┌─ Material for this task

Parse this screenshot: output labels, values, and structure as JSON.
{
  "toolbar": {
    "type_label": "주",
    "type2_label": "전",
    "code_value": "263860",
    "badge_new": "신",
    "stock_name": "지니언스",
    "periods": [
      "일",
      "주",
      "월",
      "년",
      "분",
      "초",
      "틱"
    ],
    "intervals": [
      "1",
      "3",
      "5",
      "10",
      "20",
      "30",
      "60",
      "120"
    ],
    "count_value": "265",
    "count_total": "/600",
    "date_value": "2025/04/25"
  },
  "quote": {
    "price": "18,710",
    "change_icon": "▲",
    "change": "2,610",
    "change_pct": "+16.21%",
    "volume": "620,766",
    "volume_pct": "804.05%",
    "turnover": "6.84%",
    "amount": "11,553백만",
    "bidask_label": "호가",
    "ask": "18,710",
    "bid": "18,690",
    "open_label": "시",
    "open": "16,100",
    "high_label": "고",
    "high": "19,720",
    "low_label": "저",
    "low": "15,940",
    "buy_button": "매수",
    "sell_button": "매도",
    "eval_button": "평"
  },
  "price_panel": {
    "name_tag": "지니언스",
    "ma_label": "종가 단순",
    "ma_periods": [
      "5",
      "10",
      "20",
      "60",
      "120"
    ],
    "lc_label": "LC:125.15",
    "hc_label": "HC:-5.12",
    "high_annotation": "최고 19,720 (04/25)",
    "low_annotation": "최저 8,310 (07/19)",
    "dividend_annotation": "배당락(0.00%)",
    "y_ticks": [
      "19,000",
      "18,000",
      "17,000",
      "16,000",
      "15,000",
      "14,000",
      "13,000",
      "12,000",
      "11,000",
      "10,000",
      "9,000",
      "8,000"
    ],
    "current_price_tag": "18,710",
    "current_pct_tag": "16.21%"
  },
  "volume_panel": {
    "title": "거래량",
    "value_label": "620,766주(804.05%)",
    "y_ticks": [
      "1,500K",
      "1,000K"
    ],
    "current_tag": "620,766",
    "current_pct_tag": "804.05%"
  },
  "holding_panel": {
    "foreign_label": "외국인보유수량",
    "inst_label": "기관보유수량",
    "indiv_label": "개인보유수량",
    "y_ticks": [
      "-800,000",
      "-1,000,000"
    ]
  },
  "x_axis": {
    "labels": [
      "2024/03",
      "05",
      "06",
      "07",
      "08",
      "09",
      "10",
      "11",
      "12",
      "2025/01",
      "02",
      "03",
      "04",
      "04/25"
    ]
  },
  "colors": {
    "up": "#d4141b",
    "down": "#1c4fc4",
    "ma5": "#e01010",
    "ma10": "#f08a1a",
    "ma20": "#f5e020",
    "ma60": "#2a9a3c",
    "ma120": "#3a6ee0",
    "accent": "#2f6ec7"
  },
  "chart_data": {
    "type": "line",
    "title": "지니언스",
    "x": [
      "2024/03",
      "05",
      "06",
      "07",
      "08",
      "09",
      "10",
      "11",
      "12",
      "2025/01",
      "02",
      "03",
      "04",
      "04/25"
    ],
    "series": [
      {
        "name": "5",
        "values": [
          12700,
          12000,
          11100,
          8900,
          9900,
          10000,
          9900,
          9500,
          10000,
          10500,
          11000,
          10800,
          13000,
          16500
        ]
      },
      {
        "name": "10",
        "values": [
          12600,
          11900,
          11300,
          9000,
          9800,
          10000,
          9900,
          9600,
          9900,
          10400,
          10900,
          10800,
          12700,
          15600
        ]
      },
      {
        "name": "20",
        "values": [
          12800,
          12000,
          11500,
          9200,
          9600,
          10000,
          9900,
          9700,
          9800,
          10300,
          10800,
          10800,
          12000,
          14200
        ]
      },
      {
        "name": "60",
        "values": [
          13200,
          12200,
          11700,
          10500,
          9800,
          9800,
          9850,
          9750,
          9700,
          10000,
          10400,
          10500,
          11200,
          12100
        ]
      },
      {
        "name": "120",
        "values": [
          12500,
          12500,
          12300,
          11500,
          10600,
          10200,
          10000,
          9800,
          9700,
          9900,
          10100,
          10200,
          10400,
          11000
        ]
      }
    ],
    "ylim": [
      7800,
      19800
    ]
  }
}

└─

◆ Problem to solve: Every entry above needs to be quoted exactly.

◆ Response:
Parse this screenshot: output labels, values, and structure as JSON.
{
  "toolbar": {
    "type_label": "주",
    "type2_label": "전",
    "code_value": "263860",
    "badge_new": "신",
    "stock_name": "지니언스",
    "periods": [
      "일",
      "주",
      "월",
      "년",
      "분",
      "초",
      "틱"
    ],
    "intervals": [
      "1",
      "3",
      "5",
      "10",
      "20",
      "30",
      "60",
      "120"
    ],
    "count_value": "265",
    "count_total": "/600",
    "date_value": "2025/04/25"
  },
  "quote": {
    "price": "18,710",
    "change_icon": "▲",
    "change": "2,610",
    "change_pct": "+16.21%",
    "volume": "620,766",
    "volume_pct": "804.05%",
    "turnover": "6.84%",
    "amount": "11,553백만",
    "bidask_label": "호가",
    "ask": "18,710",
    "bid": "18,690",
    "open_label": "시",
    "open": "16,100",
    "high_label": "고",
    "high": "19,720",
    "low_label": "저",
    "low": "15,940",
    "buy_button": "매수",
    "sell_button": "매도",
    "eval_button": "평"
  },
  "price_panel": {
    "name_tag": "지니언스",
    "ma_label": "종가 단순",
    "ma_periods": [
      "5",
      "10",
      "20",
      "60",
      "120"
    ],
    "lc_label": "LC:125.15",
    "hc_label": "HC:-5.12",
    "high_annotation": "최고 19,720 (04/25)",
    "low_annotation": "최저 8,310 (07/19)",
    "dividend_annotation": "배당락(0.00%)",
    "y_ticks": [
      "19,000",
      "18,000",
      "17,000",
      "16,000",
      "15,000",
      "14,000",
      "13,000",
      "12,000",
      "11,000",
      "10,000",
      "9,000",
      "8,000"
    ],
    "current_price_tag": "18,710",
    "current_pct_tag": "16.21%"
  },
  "volume_panel": {
    "title": "거래량",
    "value_label": "620,766주(804.05%)",
    "y_ticks": [
      "1,500K",
      "1,000K"
    ],
    "current_tag": "620,766",
    "current_pct_tag": "804.05%"
  },
  "holding_panel": {
    "foreign_label": "외국인보유수량",
    "inst_label": "기관보유수량",
    "indiv_label": "개인보유수량",
    "y_ticks": [
      "-800,000",
      "-1,000,000"
    ]
  },
  "x_axis": {
    "labels": [
      "2024/03",
      "05",
      "06",
      "07",
      "08",
      "09",
      "10",
      "11",
      "12",
      "2025/01",
      "02",
      "03",
      "04",
      "04/25"
    ]
  },
  "colors": {
    "up": "#d4141b",
    "down": "#1c4fc4",
    "ma5": "#e01010",
    "ma10": "#f08a1a",
    "ma20": "#f5e020",
    "ma60": "#2a9a3c",
    "ma120": "#3a6ee0",
    "accent": "#2f6ec7"
  },
  "chart_data": {
    "type": "line",
    "title": "지니언스",
    "x": [
      "2024/03",
      "05",
      "06",
      "07",
      "08",
      "09",
      "10",
      "11",
      "12",
      "2025/01",
      "02",
      "03",
      "04",
      "04/25"
    ],
    "series": [
      {
        "name": "5",
        "values": [
          12700,
          12000,
          11100,
          8900,
          9900,
          10000,
          9900,
          9500,
          10000,
          10500,
          11000,
          10800,
          13000,
          16500
        ]
      },
      {
        "name": "10",
        "values": [
          12600,
          11900,
          11300,
          9000,
          9800,
          10000,
          9900,
          9600,
          9900,
          10400,
          10900,
          10800,
          12700,
          15600
        ]
      },
      {
        "name": "20",
        "values": [
          12800,
          12000,
          11500,
          9200,
          9600,
          10000,
          9900,
          9700,
          9800,
          10300,
          10800,
          10800,
          12000,
          14200
        ]
      },
      {
        "name": "60",
        "values": [
          13200,
          12200,
          11700,
          10500,
          9800,
          9800,
          9850,
          9750,
          9700,
          10000,
          10400,
          10500,
          11200,
          12100
        ]
      },
      {
        "name": "120",
        "values": [
          12500,
          12500,
          12300,
          11500,
          10600,
          10200,
          10000,
          9800,
          9700,
          9900,
          10100,
          10200,
          10400,
          11000
        ]
      }
    ],
    "ylim": [
      7800,
      19800
    ]
  }
}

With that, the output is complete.